> _JOB_: Filter the entries below, keeping every line that has the word "name".

> _EXERCISE DATA_:
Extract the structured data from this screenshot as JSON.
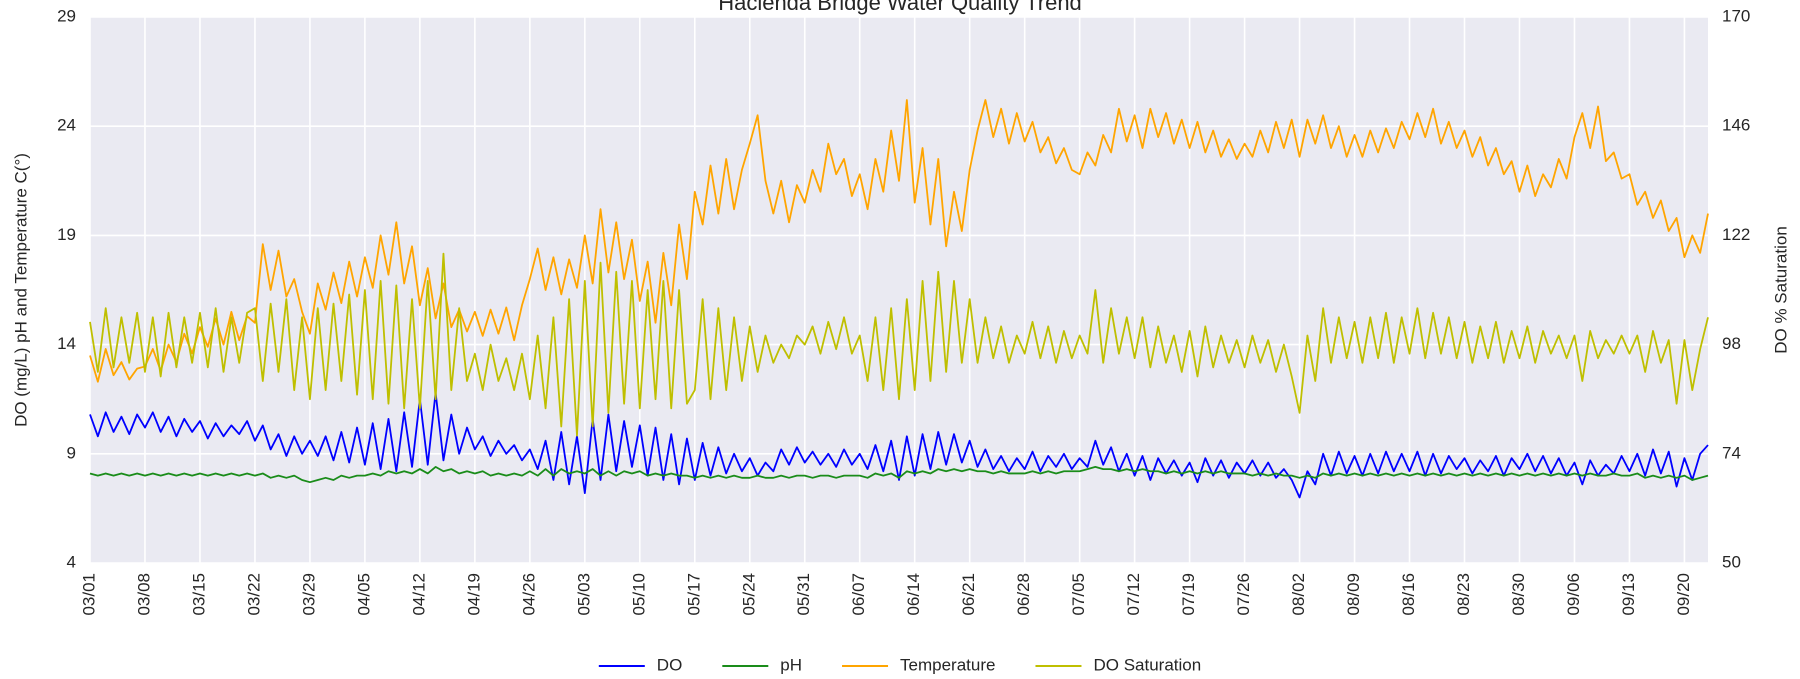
{
  "chart_data": {
    "type": "line",
    "title": "Hacienda Bridge Water Quality Trend",
    "y_label": "DO (mg/L) pH and Temperature C(°)",
    "y2_label": "DO % Saturation",
    "grid": true,
    "legend": "bottom",
    "ylim": [
      4,
      29
    ],
    "yticks": [
      4,
      9,
      14,
      19,
      24,
      29
    ],
    "y2lim": [
      50,
      170
    ],
    "y2ticks": [
      50,
      74,
      98,
      122,
      146,
      170
    ],
    "x": [
      "03/01",
      null,
      null,
      null,
      null,
      null,
      null,
      "03/08",
      null,
      null,
      null,
      null,
      null,
      null,
      "03/15",
      null,
      null,
      null,
      null,
      null,
      null,
      "03/22",
      null,
      null,
      null,
      null,
      null,
      null,
      "03/29",
      null,
      null,
      null,
      null,
      null,
      null,
      "04/05",
      null,
      null,
      null,
      null,
      null,
      null,
      "04/12",
      null,
      null,
      null,
      null,
      null,
      null,
      "04/19",
      null,
      null,
      null,
      null,
      null,
      null,
      "04/26",
      null,
      null,
      null,
      null,
      null,
      null,
      "05/03",
      null,
      null,
      null,
      null,
      null,
      null,
      "05/10",
      null,
      null,
      null,
      null,
      null,
      null,
      "05/17",
      null,
      null,
      null,
      null,
      null,
      null,
      "05/24",
      null,
      null,
      null,
      null,
      null,
      null,
      "05/31",
      null,
      null,
      null,
      null,
      null,
      null,
      "06/07",
      null,
      null,
      null,
      null,
      null,
      null,
      "06/14",
      null,
      null,
      null,
      null,
      null,
      null,
      "06/21",
      null,
      null,
      null,
      null,
      null,
      null,
      "06/28",
      null,
      null,
      null,
      null,
      null,
      null,
      "07/05",
      null,
      null,
      null,
      null,
      null,
      null,
      "07/12",
      null,
      null,
      null,
      null,
      null,
      null,
      "07/19",
      null,
      null,
      null,
      null,
      null,
      null,
      "07/26",
      null,
      null,
      null,
      null,
      null,
      null,
      "08/02",
      null,
      null,
      null,
      null,
      null,
      null,
      "08/09",
      null,
      null,
      null,
      null,
      null,
      null,
      "08/16",
      null,
      null,
      null,
      null,
      null,
      null,
      "08/23",
      null,
      null,
      null,
      null,
      null,
      null,
      "08/30",
      null,
      null,
      null,
      null,
      null,
      null,
      "09/06",
      null,
      null,
      null,
      null,
      null,
      null,
      "09/13",
      null,
      null,
      null,
      null,
      null,
      null,
      "09/20",
      null,
      null,
      null
    ],
    "series": [
      {
        "name": "DO",
        "color": "#0000ff",
        "values": [
          10.8,
          9.8,
          10.9,
          10.0,
          10.7,
          9.9,
          10.8,
          10.2,
          10.9,
          10.0,
          10.7,
          9.8,
          10.6,
          10.0,
          10.5,
          9.7,
          10.4,
          9.8,
          10.3,
          9.9,
          10.5,
          9.6,
          10.3,
          9.2,
          9.9,
          8.9,
          9.8,
          9.0,
          9.6,
          8.9,
          9.8,
          8.7,
          10.0,
          8.6,
          10.2,
          8.5,
          10.4,
          8.3,
          10.6,
          8.2,
          10.9,
          8.4,
          11.5,
          8.5,
          11.8,
          8.7,
          10.8,
          9.0,
          10.2,
          9.2,
          9.8,
          8.9,
          9.6,
          9.0,
          9.4,
          8.7,
          9.2,
          8.3,
          9.6,
          7.8,
          10.0,
          7.6,
          9.8,
          7.2,
          10.6,
          7.8,
          10.8,
          8.2,
          10.5,
          8.4,
          10.3,
          8.0,
          10.2,
          7.8,
          9.9,
          7.6,
          9.7,
          7.8,
          9.5,
          8.0,
          9.3,
          8.1,
          9.0,
          8.2,
          8.8,
          8.0,
          8.6,
          8.2,
          9.2,
          8.5,
          9.3,
          8.6,
          9.1,
          8.5,
          9.0,
          8.4,
          9.2,
          8.5,
          9.0,
          8.3,
          9.4,
          8.2,
          9.6,
          7.8,
          9.8,
          8.0,
          9.9,
          8.3,
          10.0,
          8.5,
          9.9,
          8.6,
          9.6,
          8.4,
          9.2,
          8.3,
          8.9,
          8.2,
          8.8,
          8.3,
          9.1,
          8.2,
          8.9,
          8.4,
          9.0,
          8.3,
          8.8,
          8.4,
          9.6,
          8.5,
          9.3,
          8.2,
          9.0,
          8.0,
          8.9,
          7.8,
          8.8,
          8.1,
          8.7,
          8.0,
          8.6,
          7.7,
          8.8,
          8.0,
          8.7,
          7.9,
          8.6,
          8.1,
          8.7,
          8.0,
          8.6,
          7.9,
          8.3,
          7.8,
          7.0,
          8.2,
          7.6,
          9.0,
          8.0,
          9.1,
          8.1,
          8.9,
          8.0,
          9.0,
          8.1,
          9.1,
          8.2,
          9.0,
          8.2,
          9.1,
          8.0,
          9.0,
          8.1,
          8.9,
          8.3,
          8.8,
          8.1,
          8.7,
          8.2,
          8.9,
          8.0,
          8.8,
          8.3,
          9.0,
          8.2,
          8.9,
          8.1,
          8.8,
          8.0,
          8.6,
          7.6,
          8.7,
          8.0,
          8.5,
          8.1,
          8.9,
          8.2,
          9.0,
          8.0,
          9.2,
          8.1,
          9.1,
          7.5,
          8.8,
          7.8,
          9.0,
          9.4
        ]
      },
      {
        "name": "pH",
        "color": "#1a8c1a",
        "values": [
          8.1,
          8.0,
          8.1,
          8.0,
          8.1,
          8.0,
          8.1,
          8.0,
          8.1,
          8.0,
          8.1,
          8.0,
          8.1,
          8.0,
          8.1,
          8.0,
          8.1,
          8.0,
          8.1,
          8.0,
          8.1,
          8.0,
          8.1,
          7.9,
          8.0,
          7.9,
          8.0,
          7.8,
          7.7,
          7.8,
          7.9,
          7.8,
          8.0,
          7.9,
          8.0,
          8.0,
          8.1,
          8.0,
          8.2,
          8.1,
          8.2,
          8.1,
          8.3,
          8.1,
          8.4,
          8.2,
          8.3,
          8.1,
          8.2,
          8.1,
          8.2,
          8.0,
          8.1,
          8.0,
          8.1,
          8.0,
          8.2,
          8.0,
          8.3,
          8.0,
          8.3,
          8.1,
          8.2,
          8.1,
          8.3,
          8.0,
          8.2,
          8.0,
          8.2,
          8.1,
          8.2,
          8.0,
          8.1,
          8.0,
          8.1,
          8.0,
          8.0,
          7.9,
          8.0,
          7.9,
          8.0,
          7.9,
          8.0,
          7.9,
          7.9,
          8.0,
          7.9,
          7.9,
          8.0,
          7.9,
          8.0,
          8.0,
          7.9,
          8.0,
          8.0,
          7.9,
          8.0,
          8.0,
          8.0,
          7.9,
          8.1,
          8.0,
          8.1,
          7.9,
          8.2,
          8.1,
          8.2,
          8.1,
          8.3,
          8.2,
          8.3,
          8.2,
          8.3,
          8.2,
          8.2,
          8.1,
          8.2,
          8.1,
          8.1,
          8.1,
          8.2,
          8.1,
          8.2,
          8.1,
          8.2,
          8.2,
          8.2,
          8.3,
          8.4,
          8.3,
          8.3,
          8.2,
          8.3,
          8.2,
          8.3,
          8.2,
          8.2,
          8.1,
          8.2,
          8.1,
          8.2,
          8.1,
          8.2,
          8.1,
          8.2,
          8.1,
          8.1,
          8.1,
          8.0,
          8.1,
          8.0,
          8.1,
          8.0,
          8.0,
          7.9,
          8.0,
          7.9,
          8.1,
          8.0,
          8.1,
          8.0,
          8.1,
          8.0,
          8.1,
          8.0,
          8.1,
          8.0,
          8.1,
          8.0,
          8.1,
          8.0,
          8.1,
          8.0,
          8.1,
          8.0,
          8.1,
          8.0,
          8.1,
          8.0,
          8.1,
          8.0,
          8.1,
          8.0,
          8.1,
          8.0,
          8.1,
          8.0,
          8.1,
          8.0,
          8.1,
          8.0,
          8.1,
          8.0,
          8.0,
          8.1,
          8.0,
          8.0,
          8.1,
          7.9,
          8.0,
          7.9,
          8.0,
          7.9,
          8.0,
          7.8,
          7.9,
          8.0
        ]
      },
      {
        "name": "Temperature",
        "color": "#ffa500",
        "values": [
          13.5,
          12.3,
          13.8,
          12.6,
          13.2,
          12.4,
          12.9,
          13.0,
          13.8,
          12.8,
          14.0,
          13.2,
          14.5,
          13.6,
          14.8,
          13.9,
          15.2,
          14.0,
          15.5,
          14.2,
          15.3,
          15.0,
          18.6,
          16.5,
          18.3,
          16.2,
          17.0,
          15.5,
          14.5,
          16.8,
          15.6,
          17.3,
          15.9,
          17.8,
          16.2,
          18.0,
          16.6,
          19.0,
          17.2,
          19.6,
          16.8,
          18.5,
          15.8,
          17.5,
          15.2,
          16.8,
          14.8,
          15.6,
          14.6,
          15.5,
          14.4,
          15.6,
          14.5,
          15.7,
          14.2,
          15.8,
          17.0,
          18.4,
          16.5,
          18.0,
          16.3,
          17.9,
          16.6,
          19.0,
          16.8,
          20.2,
          17.3,
          19.6,
          17.0,
          18.8,
          16.0,
          17.8,
          15.0,
          18.2,
          15.8,
          19.5,
          17.0,
          21.0,
          19.5,
          22.2,
          20.0,
          22.5,
          20.2,
          22.0,
          23.2,
          24.5,
          21.5,
          20.0,
          21.5,
          19.6,
          21.3,
          20.5,
          22.0,
          21.0,
          23.2,
          21.8,
          22.5,
          20.8,
          21.8,
          20.2,
          22.5,
          21.0,
          23.8,
          21.5,
          25.2,
          20.5,
          23.0,
          19.5,
          22.5,
          18.5,
          21.0,
          19.2,
          22.0,
          23.8,
          25.2,
          23.5,
          24.8,
          23.2,
          24.6,
          23.3,
          24.2,
          22.8,
          23.5,
          22.3,
          23.0,
          22.0,
          21.8,
          22.8,
          22.2,
          23.6,
          22.8,
          24.8,
          23.3,
          24.5,
          23.0,
          24.8,
          23.5,
          24.6,
          23.2,
          24.3,
          23.0,
          24.2,
          22.8,
          23.8,
          22.6,
          23.4,
          22.5,
          23.2,
          22.6,
          23.8,
          22.8,
          24.2,
          23.0,
          24.3,
          22.6,
          24.3,
          23.2,
          24.5,
          23.0,
          24.0,
          22.6,
          23.6,
          22.6,
          23.8,
          22.8,
          23.9,
          23.0,
          24.2,
          23.4,
          24.6,
          23.5,
          24.8,
          23.2,
          24.2,
          23.0,
          23.8,
          22.6,
          23.5,
          22.2,
          23.0,
          21.8,
          22.4,
          21.0,
          22.2,
          20.8,
          21.8,
          21.2,
          22.5,
          21.6,
          23.5,
          24.6,
          23.0,
          24.9,
          22.4,
          22.8,
          21.6,
          21.8,
          20.4,
          21.0,
          19.8,
          20.6,
          19.2,
          19.8,
          18.0,
          19.0,
          18.2,
          20.0
        ]
      },
      {
        "name": "DO Saturation",
        "color": "#bfbf00",
        "axis": "y2",
        "values": [
          103,
          92,
          106,
          93,
          104,
          94,
          105,
          92,
          104,
          91,
          105,
          93,
          104,
          94,
          105,
          93,
          106,
          92,
          104,
          94,
          105,
          106,
          90,
          107,
          92,
          108,
          88,
          104,
          86,
          106,
          88,
          107,
          90,
          109,
          87,
          110,
          86,
          112,
          85,
          111,
          84,
          108,
          84,
          112,
          86,
          118,
          88,
          106,
          90,
          96,
          88,
          98,
          90,
          95,
          88,
          96,
          86,
          100,
          84,
          104,
          80,
          108,
          78,
          112,
          80,
          116,
          83,
          114,
          85,
          112,
          84,
          110,
          86,
          112,
          84,
          110,
          85,
          88,
          108,
          86,
          106,
          88,
          104,
          90,
          102,
          92,
          100,
          94,
          98,
          95,
          100,
          98,
          102,
          96,
          103,
          97,
          104,
          96,
          100,
          90,
          104,
          88,
          106,
          86,
          108,
          88,
          112,
          90,
          114,
          92,
          112,
          94,
          108,
          94,
          104,
          95,
          102,
          94,
          100,
          96,
          103,
          95,
          102,
          94,
          101,
          95,
          100,
          96,
          110,
          94,
          106,
          96,
          104,
          95,
          104,
          93,
          102,
          94,
          100,
          92,
          101,
          91,
          102,
          93,
          100,
          94,
          99,
          93,
          100,
          94,
          99,
          92,
          98,
          91,
          83,
          100,
          90,
          106,
          94,
          104,
          95,
          103,
          94,
          104,
          95,
          105,
          94,
          104,
          96,
          106,
          95,
          105,
          96,
          104,
          95,
          103,
          94,
          102,
          95,
          103,
          94,
          101,
          95,
          102,
          94,
          101,
          96,
          100,
          95,
          100,
          90,
          101,
          95,
          99,
          96,
          100,
          96,
          100,
          92,
          101,
          94,
          99,
          85,
          99,
          88,
          97,
          104
        ]
      }
    ]
  }
}
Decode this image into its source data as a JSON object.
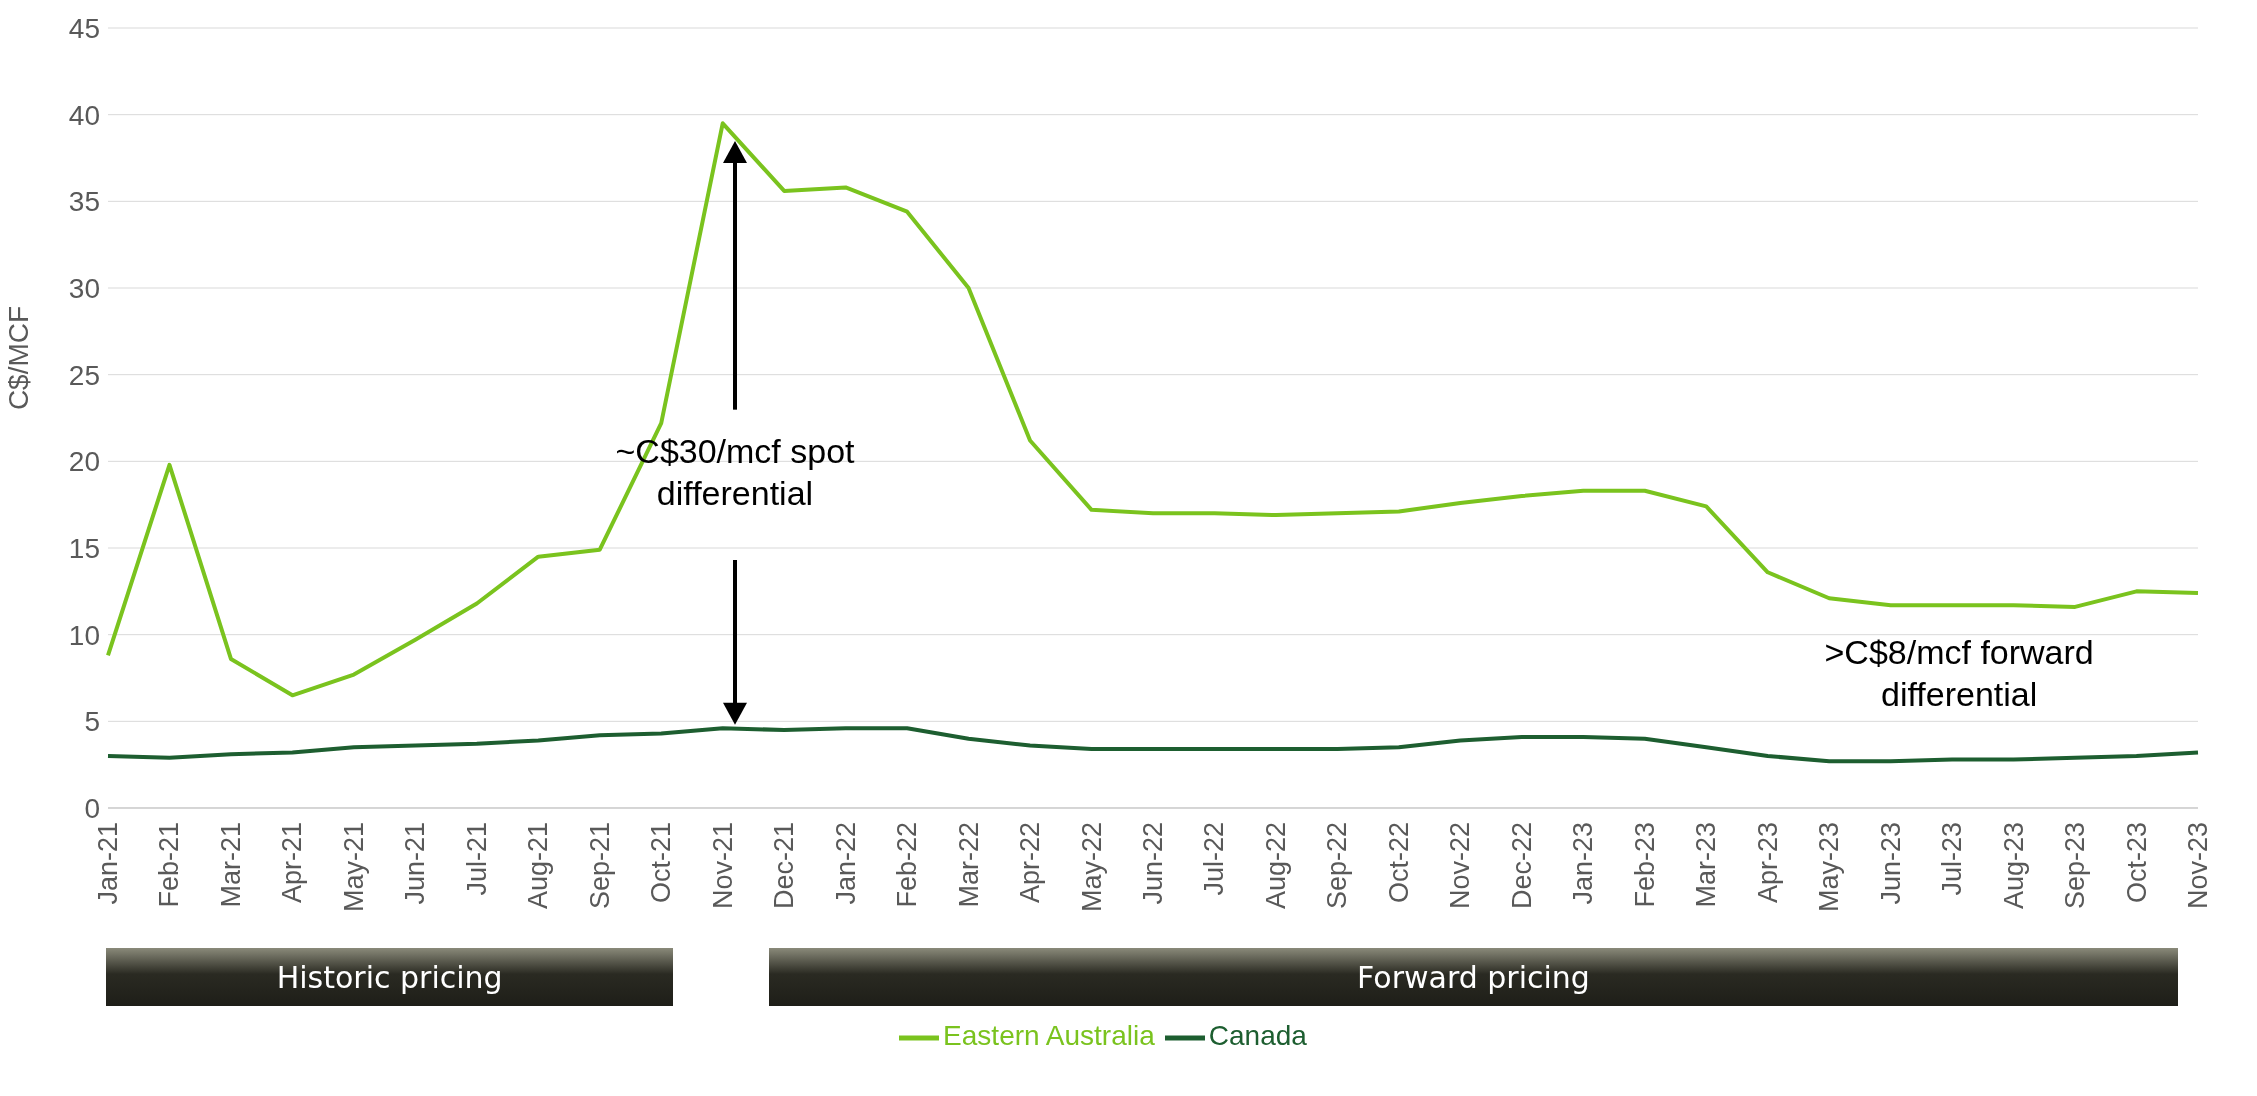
{
  "chart_data": {
    "type": "line",
    "ylabel": "C$/MCF",
    "categories": [
      "Jan-21",
      "Feb-21",
      "Mar-21",
      "Apr-21",
      "May-21",
      "Jun-21",
      "Jul-21",
      "Aug-21",
      "Sep-21",
      "Oct-21",
      "Nov-21",
      "Dec-21",
      "Jan-22",
      "Feb-22",
      "Mar-22",
      "Apr-22",
      "May-22",
      "Jun-22",
      "Jul-22",
      "Aug-22",
      "Sep-22",
      "Oct-22",
      "Nov-22",
      "Dec-22",
      "Jan-23",
      "Feb-23",
      "Mar-23",
      "Apr-23",
      "May-23",
      "Jun-23",
      "Jul-23",
      "Aug-23",
      "Sep-23",
      "Oct-23",
      "Nov-23"
    ],
    "series": [
      {
        "name": "Eastern Australia",
        "color": "#7ac31e",
        "values": [
          8.8,
          19.8,
          8.6,
          6.5,
          7.7,
          9.7,
          11.8,
          14.5,
          14.9,
          22.2,
          39.5,
          35.6,
          35.8,
          34.4,
          30.0,
          21.2,
          17.2,
          17.0,
          17.0,
          16.9,
          17.0,
          17.1,
          17.6,
          18.0,
          18.3,
          18.3,
          17.4,
          13.6,
          12.1,
          11.7,
          11.7,
          11.7,
          11.6,
          12.5,
          12.4
        ]
      },
      {
        "name": "Canada",
        "color": "#1d5e30",
        "values": [
          3.0,
          2.9,
          3.1,
          3.2,
          3.5,
          3.6,
          3.7,
          3.9,
          4.2,
          4.3,
          4.6,
          4.5,
          4.6,
          4.6,
          4.0,
          3.6,
          3.4,
          3.4,
          3.4,
          3.4,
          3.4,
          3.5,
          3.9,
          4.1,
          4.1,
          4.0,
          3.5,
          3.0,
          2.7,
          2.7,
          2.8,
          2.8,
          2.9,
          3.0,
          3.2
        ]
      }
    ],
    "ylim": [
      0,
      45
    ],
    "yticks": [
      0,
      5,
      10,
      15,
      20,
      25,
      30,
      35,
      40,
      45
    ],
    "grid": "y",
    "legend": "bottom",
    "marker": "none",
    "line_style": "solid",
    "annotations": [
      "~C$30/mcf spot differential",
      ">C$8/mcf forward differential",
      "Historic pricing",
      "Forward pricing"
    ]
  }
}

> _EXERCISE ANSWER_:
        "name": "DO",
        "name": "pH",
        "name": "Temperature",
        "name": "DO Saturation",
        "name": "Eastern Australia",
        "name": "Canada",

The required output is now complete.